Extracted data entries:
______________________________

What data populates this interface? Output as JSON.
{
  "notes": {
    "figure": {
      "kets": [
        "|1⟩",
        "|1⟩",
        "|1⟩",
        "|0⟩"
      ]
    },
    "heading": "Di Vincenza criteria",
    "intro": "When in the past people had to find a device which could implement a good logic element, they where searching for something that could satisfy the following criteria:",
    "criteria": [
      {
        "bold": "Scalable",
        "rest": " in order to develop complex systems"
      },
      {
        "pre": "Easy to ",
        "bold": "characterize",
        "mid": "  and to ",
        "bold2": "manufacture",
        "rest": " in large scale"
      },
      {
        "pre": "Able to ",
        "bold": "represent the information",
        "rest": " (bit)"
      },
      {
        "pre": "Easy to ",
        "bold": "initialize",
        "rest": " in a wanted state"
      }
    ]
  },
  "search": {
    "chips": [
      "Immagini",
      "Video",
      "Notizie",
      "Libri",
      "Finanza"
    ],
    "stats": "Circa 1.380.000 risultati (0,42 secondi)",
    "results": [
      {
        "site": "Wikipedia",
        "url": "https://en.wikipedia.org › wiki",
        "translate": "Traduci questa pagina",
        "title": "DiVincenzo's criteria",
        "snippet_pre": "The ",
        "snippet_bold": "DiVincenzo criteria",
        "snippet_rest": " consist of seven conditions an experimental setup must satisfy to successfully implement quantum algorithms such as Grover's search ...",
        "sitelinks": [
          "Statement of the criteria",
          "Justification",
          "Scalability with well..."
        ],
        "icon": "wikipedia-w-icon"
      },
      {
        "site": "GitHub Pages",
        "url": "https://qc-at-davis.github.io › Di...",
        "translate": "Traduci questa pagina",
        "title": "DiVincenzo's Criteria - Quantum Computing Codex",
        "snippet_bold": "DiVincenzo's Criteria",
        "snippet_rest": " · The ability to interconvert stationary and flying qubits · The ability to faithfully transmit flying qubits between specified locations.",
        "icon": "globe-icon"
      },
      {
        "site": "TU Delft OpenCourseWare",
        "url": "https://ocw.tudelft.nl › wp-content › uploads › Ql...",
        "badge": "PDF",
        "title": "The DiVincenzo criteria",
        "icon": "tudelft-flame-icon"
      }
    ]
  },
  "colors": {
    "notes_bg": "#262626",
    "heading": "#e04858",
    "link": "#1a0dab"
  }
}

______________________________

#### WORK TO BE COMPLETED:
Nothing should be left out: repeat all of the data exactly.

#### FINAL RESULT:
What data populates this interface? Output as JSON.
{
  "notes": {
    "figure": {
      "kets": [
        "|1⟩",
        "|1⟩",
        "|1⟩",
        "|0⟩"
      ]
    },
    "heading": "Di Vincenza criteria",
    "intro": "When in the past people had to find a device which could implement a good logic element, they where searching for something that could satisfy the following criteria:",
    "criteria": [
      {
        "bold": "Scalable",
        "rest": " in order to develop complex systems"
      },
      {
        "pre": "Easy to ",
        "bold": "characterize",
        "mid": "  and to ",
        "bold2": "manufacture",
        "rest": " in large scale"
      },
      {
        "pre": "Able to ",
        "bold": "represent the information",
        "rest": " (bit)"
      },
      {
        "pre": "Easy to ",
        "bold": "initialize",
        "rest": " in a wanted state"
      }
    ]
  },
  "search": {
    "chips": [
      "Immagini",
      "Video",
      "Notizie",
      "Libri",
      "Finanza"
    ],
    "stats": "Circa 1.380.000 risultati (0,42 secondi)",
    "results": [
      {
        "site": "Wikipedia",
        "url": "https://en.wikipedia.org › wiki",
        "translate": "Traduci questa pagina",
        "title": "DiVincenzo's criteria",
        "snippet_pre": "The ",
        "snippet_bold": "DiVincenzo criteria",
        "snippet_rest": " consist of seven conditions an experimental setup must satisfy to successfully implement quantum algorithms such as Grover's search ...",
        "sitelinks": [
          "Statement of the criteria",
          "Justification",
          "Scalability with well..."
        ],
        "icon": "wikipedia-w-icon"
      },
      {
        "site": "GitHub Pages",
        "url": "https://qc-at-davis.github.io › Di...",
        "translate": "Traduci questa pagina",
        "title": "DiVincenzo's Criteria - Quantum Computing Codex",
        "snippet_bold": "DiVincenzo's Criteria",
        "snippet_rest": " · The ability to interconvert stationary and flying qubits · The ability to faithfully transmit flying qubits between specified locations.",
        "icon": "globe-icon"
      },
      {
        "site": "TU Delft OpenCourseWare",
        "url": "https://ocw.tudelft.nl › wp-content › uploads › Ql...",
        "badge": "PDF",
        "title": "The DiVincenzo criteria",
        "icon": "tudelft-flame-icon"
      }
    ]
  },
  "colors": {
    "notes_bg": "#262626",
    "heading": "#e04858",
    "link": "#1a0dab"
  }
}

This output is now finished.